- Description of the task -
Go through the listing and copy each line with the string "text".

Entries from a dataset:
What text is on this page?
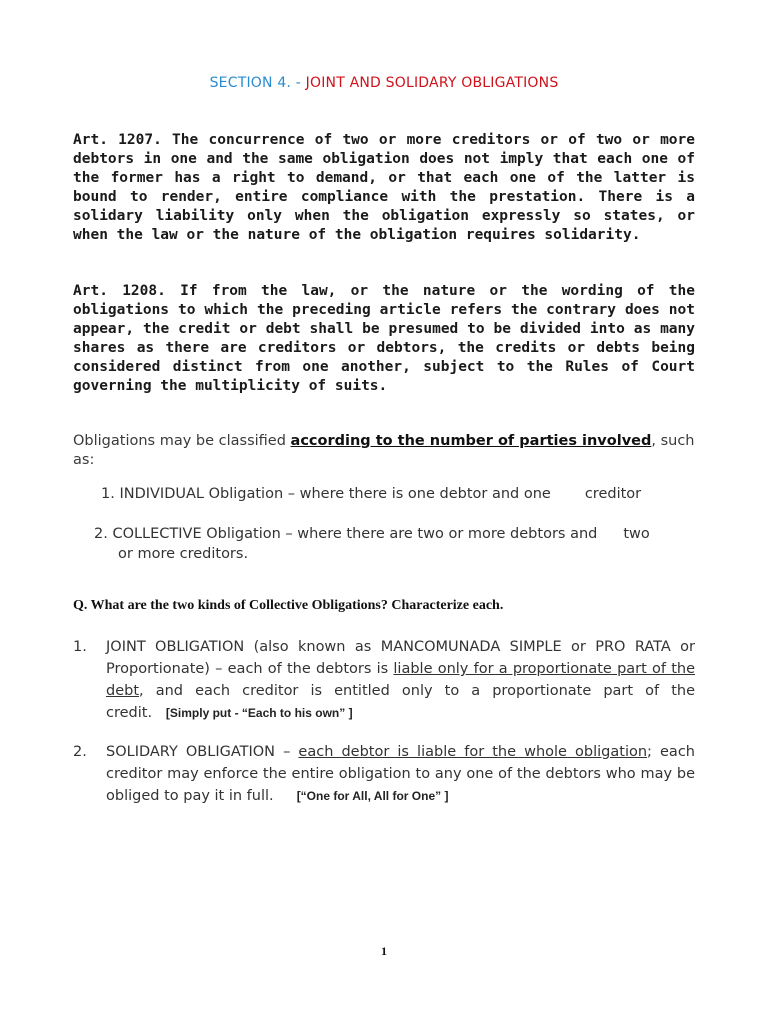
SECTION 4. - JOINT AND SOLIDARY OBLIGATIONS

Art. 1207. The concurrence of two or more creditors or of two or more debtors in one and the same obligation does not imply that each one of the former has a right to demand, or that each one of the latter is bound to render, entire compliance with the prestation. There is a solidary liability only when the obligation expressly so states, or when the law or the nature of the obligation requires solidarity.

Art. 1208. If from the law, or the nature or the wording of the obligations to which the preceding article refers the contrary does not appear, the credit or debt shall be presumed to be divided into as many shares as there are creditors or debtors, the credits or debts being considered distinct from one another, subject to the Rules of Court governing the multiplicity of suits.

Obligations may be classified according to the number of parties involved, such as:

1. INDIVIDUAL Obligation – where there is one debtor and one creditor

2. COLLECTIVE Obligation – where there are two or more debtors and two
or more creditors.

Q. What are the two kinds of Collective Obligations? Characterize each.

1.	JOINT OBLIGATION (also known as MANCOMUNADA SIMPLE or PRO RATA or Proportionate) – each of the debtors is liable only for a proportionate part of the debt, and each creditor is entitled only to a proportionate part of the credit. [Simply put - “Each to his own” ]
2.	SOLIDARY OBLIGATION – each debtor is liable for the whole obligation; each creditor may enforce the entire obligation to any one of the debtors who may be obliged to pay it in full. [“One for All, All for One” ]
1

...

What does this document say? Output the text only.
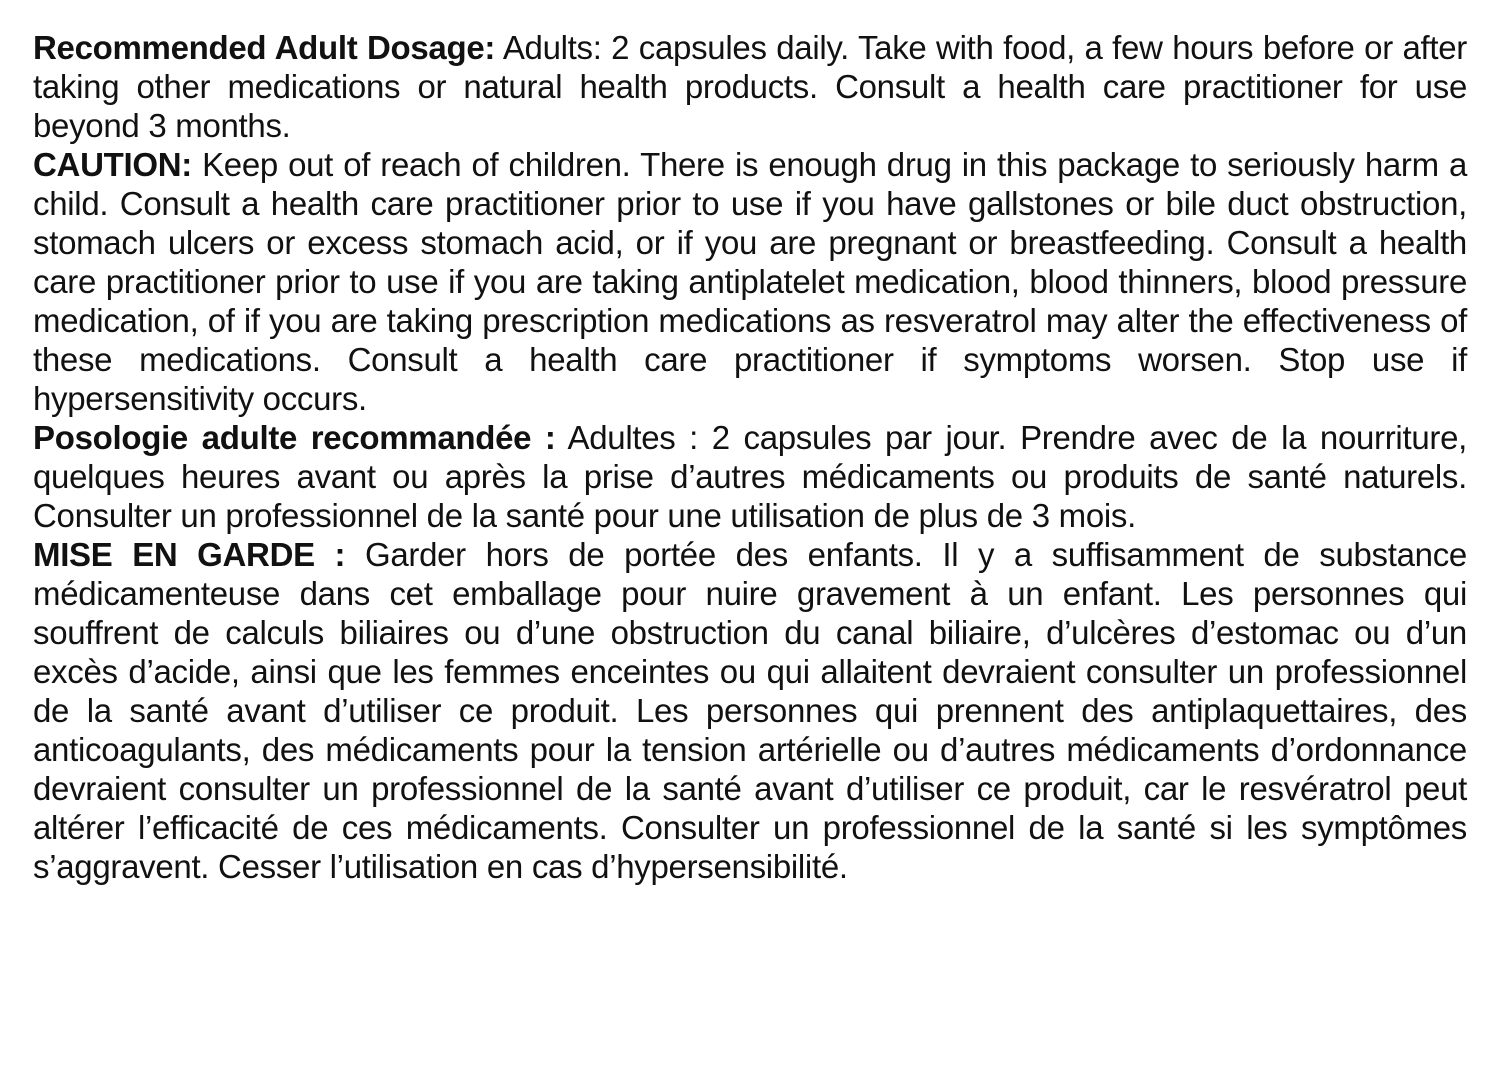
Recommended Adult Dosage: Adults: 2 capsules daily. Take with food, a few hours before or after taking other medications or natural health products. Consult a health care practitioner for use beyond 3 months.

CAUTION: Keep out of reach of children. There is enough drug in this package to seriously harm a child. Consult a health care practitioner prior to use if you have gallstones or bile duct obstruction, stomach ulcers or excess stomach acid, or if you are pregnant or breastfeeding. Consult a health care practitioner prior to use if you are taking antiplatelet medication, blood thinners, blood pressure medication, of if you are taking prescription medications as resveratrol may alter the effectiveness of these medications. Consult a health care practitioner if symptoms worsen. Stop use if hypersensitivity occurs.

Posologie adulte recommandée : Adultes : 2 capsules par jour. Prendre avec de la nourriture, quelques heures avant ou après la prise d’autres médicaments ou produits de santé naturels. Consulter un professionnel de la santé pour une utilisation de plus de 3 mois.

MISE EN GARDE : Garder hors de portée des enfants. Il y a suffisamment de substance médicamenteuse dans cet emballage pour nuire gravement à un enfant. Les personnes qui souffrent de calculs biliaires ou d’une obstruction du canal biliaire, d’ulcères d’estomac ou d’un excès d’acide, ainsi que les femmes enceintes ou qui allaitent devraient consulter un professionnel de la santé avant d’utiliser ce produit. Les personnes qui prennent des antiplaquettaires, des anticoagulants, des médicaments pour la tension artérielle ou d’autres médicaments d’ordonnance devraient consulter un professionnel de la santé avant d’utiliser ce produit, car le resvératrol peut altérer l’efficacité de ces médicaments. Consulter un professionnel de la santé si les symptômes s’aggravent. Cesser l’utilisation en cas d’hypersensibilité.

- Written reply -
What text is on this page?
What does this document say? Output the text only.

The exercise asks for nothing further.